◆ Items from a dataset:
---------------

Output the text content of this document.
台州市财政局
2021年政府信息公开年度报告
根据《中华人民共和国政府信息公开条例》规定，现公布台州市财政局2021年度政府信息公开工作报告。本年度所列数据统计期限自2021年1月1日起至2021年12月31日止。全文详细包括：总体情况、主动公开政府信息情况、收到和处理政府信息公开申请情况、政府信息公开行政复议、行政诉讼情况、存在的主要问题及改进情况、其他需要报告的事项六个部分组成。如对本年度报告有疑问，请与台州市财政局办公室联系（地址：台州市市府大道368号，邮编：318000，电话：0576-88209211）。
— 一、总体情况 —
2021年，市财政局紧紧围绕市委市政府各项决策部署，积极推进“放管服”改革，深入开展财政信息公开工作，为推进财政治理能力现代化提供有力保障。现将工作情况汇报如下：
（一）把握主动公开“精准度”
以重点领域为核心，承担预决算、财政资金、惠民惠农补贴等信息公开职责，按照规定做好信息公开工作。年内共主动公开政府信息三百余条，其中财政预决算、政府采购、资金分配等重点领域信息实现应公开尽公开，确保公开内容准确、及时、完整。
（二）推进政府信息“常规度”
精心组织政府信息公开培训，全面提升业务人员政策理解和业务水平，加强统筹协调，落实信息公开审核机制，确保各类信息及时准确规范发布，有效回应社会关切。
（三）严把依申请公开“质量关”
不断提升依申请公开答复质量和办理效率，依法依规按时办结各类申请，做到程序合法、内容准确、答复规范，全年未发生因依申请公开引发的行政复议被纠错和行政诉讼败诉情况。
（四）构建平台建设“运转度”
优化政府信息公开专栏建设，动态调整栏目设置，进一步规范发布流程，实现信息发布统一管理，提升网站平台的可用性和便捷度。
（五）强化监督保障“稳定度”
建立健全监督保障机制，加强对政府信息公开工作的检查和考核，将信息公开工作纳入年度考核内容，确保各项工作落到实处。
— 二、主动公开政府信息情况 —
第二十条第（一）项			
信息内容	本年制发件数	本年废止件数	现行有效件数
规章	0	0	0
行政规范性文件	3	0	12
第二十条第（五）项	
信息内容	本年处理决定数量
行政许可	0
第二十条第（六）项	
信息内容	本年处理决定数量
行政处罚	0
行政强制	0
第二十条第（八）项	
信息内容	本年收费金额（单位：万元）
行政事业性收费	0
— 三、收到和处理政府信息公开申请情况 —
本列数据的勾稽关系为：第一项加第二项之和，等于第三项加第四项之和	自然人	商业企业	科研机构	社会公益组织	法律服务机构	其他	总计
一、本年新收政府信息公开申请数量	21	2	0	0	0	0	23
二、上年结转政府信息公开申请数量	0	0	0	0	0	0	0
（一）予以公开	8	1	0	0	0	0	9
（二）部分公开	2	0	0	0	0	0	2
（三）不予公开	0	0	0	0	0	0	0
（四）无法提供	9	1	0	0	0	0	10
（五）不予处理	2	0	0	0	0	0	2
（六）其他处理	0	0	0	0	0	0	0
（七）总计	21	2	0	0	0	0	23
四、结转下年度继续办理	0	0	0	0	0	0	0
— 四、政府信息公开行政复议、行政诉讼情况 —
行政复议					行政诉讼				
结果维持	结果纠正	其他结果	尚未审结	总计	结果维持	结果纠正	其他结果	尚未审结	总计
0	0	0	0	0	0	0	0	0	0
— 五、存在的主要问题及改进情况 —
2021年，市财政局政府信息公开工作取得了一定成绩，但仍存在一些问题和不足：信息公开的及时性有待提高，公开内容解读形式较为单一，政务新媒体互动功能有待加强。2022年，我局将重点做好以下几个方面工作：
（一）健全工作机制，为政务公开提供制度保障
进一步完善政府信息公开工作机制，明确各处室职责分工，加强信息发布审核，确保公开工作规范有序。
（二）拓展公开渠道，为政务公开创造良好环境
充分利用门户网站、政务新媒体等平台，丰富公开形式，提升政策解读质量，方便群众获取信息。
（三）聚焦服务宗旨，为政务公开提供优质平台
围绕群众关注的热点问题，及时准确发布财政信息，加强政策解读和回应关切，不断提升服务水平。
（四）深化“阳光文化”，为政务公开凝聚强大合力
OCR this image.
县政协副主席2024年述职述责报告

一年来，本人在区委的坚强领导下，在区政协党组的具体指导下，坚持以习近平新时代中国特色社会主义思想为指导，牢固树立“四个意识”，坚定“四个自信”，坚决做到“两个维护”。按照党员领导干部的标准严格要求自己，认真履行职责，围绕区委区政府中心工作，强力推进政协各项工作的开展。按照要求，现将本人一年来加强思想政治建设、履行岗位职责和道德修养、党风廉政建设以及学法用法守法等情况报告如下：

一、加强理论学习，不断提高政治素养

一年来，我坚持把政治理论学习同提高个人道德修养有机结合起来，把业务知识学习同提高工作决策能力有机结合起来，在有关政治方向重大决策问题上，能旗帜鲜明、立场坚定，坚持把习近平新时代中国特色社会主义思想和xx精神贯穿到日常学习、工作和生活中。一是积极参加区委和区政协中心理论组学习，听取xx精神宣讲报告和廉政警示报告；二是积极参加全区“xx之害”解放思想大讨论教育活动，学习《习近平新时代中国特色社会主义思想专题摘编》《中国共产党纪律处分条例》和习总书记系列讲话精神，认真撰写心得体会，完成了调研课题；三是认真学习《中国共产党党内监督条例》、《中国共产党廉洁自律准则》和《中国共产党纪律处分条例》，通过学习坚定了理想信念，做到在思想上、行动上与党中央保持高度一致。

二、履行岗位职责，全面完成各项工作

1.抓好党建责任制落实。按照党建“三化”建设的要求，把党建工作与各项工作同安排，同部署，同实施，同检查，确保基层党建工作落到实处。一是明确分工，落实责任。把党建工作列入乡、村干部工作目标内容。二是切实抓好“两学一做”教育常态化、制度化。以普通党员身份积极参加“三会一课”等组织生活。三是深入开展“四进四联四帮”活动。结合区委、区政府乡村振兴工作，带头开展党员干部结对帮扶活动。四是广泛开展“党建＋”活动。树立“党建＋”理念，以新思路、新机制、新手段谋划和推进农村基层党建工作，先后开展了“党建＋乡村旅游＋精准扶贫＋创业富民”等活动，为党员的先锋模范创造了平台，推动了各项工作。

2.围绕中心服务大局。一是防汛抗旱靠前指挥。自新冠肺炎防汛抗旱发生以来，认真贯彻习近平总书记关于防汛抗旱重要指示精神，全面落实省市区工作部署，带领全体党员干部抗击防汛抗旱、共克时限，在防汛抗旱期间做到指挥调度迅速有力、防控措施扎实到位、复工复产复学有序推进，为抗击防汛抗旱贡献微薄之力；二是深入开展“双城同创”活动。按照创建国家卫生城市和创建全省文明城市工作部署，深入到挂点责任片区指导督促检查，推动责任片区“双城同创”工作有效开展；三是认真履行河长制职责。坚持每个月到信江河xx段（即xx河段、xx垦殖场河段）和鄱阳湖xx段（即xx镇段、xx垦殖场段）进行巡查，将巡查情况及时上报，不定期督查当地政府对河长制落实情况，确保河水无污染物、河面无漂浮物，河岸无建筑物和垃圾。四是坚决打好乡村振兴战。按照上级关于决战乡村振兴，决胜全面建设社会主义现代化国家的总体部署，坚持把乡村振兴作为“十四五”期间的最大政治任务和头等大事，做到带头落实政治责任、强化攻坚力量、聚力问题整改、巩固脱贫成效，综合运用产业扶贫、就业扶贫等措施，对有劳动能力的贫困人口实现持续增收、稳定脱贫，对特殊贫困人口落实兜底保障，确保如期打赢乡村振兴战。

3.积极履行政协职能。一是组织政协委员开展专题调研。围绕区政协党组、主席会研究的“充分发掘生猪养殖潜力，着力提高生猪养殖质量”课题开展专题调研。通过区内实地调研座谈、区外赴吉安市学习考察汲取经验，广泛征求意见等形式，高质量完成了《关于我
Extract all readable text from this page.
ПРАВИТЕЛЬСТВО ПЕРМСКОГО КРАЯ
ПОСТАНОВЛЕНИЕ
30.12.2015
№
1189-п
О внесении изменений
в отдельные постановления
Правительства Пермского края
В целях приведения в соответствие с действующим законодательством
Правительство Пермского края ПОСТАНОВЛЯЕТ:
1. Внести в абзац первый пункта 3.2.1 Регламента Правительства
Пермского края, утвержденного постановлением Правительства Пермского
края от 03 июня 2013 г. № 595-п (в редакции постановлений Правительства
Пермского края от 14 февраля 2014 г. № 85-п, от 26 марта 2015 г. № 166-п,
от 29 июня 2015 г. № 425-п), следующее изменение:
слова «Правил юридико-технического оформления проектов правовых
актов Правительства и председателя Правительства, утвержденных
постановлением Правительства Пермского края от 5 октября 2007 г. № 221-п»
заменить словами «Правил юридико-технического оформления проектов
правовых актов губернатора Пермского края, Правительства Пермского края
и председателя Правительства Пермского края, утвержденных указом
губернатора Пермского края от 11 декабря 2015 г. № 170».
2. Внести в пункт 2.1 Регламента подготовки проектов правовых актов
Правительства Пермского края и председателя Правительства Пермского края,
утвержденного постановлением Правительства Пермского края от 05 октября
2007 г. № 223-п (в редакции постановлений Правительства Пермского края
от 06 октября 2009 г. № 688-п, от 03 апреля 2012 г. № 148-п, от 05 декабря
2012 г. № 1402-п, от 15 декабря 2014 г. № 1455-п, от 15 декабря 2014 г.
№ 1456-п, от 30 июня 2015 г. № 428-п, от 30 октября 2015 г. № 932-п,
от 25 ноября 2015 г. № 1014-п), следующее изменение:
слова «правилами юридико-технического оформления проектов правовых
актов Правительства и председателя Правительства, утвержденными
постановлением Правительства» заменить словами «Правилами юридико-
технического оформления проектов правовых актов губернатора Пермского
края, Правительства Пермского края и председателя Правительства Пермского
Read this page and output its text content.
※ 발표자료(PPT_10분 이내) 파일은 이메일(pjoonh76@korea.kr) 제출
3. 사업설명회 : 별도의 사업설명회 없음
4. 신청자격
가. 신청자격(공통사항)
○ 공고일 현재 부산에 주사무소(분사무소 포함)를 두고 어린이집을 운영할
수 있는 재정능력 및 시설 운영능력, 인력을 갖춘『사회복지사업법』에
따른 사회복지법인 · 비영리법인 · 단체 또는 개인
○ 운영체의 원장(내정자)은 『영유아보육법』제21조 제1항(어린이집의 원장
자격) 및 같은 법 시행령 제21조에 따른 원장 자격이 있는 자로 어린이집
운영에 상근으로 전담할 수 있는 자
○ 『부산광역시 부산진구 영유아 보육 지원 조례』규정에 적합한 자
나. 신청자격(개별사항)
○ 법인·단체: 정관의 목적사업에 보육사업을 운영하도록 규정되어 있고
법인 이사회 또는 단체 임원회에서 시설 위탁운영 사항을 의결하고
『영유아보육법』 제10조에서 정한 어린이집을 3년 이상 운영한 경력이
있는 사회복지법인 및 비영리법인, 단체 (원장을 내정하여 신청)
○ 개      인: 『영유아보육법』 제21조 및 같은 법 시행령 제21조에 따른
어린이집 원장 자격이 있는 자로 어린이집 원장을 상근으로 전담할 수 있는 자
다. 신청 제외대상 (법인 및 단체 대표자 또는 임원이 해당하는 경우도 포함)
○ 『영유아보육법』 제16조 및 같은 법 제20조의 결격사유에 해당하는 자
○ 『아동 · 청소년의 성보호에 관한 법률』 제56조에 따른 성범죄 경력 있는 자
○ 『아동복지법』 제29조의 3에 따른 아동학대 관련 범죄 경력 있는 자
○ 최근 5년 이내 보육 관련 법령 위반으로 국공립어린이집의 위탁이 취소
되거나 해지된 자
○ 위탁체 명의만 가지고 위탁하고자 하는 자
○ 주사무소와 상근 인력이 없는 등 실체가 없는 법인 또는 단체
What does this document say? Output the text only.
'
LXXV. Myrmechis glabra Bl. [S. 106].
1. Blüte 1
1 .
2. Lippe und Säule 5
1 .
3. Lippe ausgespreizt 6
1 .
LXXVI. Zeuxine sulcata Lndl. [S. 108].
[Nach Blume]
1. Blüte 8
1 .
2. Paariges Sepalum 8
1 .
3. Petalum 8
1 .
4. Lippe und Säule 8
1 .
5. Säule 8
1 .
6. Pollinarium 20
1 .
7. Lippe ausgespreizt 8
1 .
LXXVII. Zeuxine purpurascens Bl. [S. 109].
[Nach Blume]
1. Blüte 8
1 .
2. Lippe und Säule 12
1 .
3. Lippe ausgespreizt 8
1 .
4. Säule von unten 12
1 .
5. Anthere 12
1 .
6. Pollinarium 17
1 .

---------------

Exactly and exclusively, repeat the lines from the line that contains "What does this" through the end of the records, both ends included.

What does this document say? Output the text only.
'
LXXV. Myrmechis glabra Bl. [S. 106].
1. Blüte 1
1 .
2. Lippe und Säule 5
1 .
3. Lippe ausgespreizt 6
1 .
LXXVI. Zeuxine sulcata Lndl. [S. 108].
[Nach Blume]
1. Blüte 8
1 .
2. Paariges Sepalum 8
1 .
3. Petalum 8
1 .
4. Lippe und Säule 8
1 .
5. Säule 8
1 .
6. Pollinarium 20
1 .
7. Lippe ausgespreizt 8
1 .
LXXVII. Zeuxine purpurascens Bl. [S. 109].
[Nach Blume]
1. Blüte 8
1 .
2. Lippe und Säule 12
1 .
3. Lippe ausgespreizt 8
1 .
4. Säule von unten 12
1 .
5. Anthere 12
1 .
6. Pollinarium 17
1 .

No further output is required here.